-- Begin Entries --

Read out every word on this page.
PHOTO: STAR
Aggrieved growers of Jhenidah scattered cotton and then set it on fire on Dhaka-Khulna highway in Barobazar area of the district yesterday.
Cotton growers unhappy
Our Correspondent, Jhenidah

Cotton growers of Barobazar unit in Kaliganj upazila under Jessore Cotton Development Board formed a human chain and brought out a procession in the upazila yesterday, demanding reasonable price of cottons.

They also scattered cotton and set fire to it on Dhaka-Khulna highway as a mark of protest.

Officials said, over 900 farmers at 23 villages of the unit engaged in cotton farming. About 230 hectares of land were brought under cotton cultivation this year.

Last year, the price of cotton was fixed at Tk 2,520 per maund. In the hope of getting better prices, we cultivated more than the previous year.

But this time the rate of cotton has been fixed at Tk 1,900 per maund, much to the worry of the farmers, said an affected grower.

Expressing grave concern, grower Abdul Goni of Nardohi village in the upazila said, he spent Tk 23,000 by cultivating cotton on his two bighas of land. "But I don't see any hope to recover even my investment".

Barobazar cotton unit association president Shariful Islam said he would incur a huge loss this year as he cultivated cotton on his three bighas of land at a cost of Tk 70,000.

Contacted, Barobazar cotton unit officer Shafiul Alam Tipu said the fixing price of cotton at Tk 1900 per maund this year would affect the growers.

-- End Entries --

Write out every entry above, word for word.

- [Exercise output]
Read out every word on this page.
PHOTO: STAR
Aggrieved growers of Jhenidah scattered cotton and then set it on fire on Dhaka-Khulna highway in Barobazar area of the district yesterday.
Cotton growers unhappy
Our Correspondent, Jhenidah

Cotton growers of Barobazar unit in Kaliganj upazila under Jessore Cotton Development Board formed a human chain and brought out a procession in the upazila yesterday, demanding reasonable price of cottons.

They also scattered cotton and set fire to it on Dhaka-Khulna highway as a mark of protest.

Officials said, over 900 farmers at 23 villages of the unit engaged in cotton farming. About 230 hectares of land were brought under cotton cultivation this year.

Last year, the price of cotton was fixed at Tk 2,520 per maund. In the hope of getting better prices, we cultivated more than the previous year.

But this time the rate of cotton has been fixed at Tk 1,900 per maund, much to the worry of the farmers, said an affected grower.

Expressing grave concern, grower Abdul Goni of Nardohi village in the upazila said, he spent Tk 23,000 by cultivating cotton on his two bighas of land. "But I don't see any hope to recover even my investment".

Barobazar cotton unit association president Shariful Islam said he would incur a huge loss this year as he cultivated cotton on his three bighas of land at a cost of Tk 70,000.

Contacted, Barobazar cotton unit officer Shafiul Alam Tipu said the fixing price of cotton at Tk 1900 per maund this year would affect the growers.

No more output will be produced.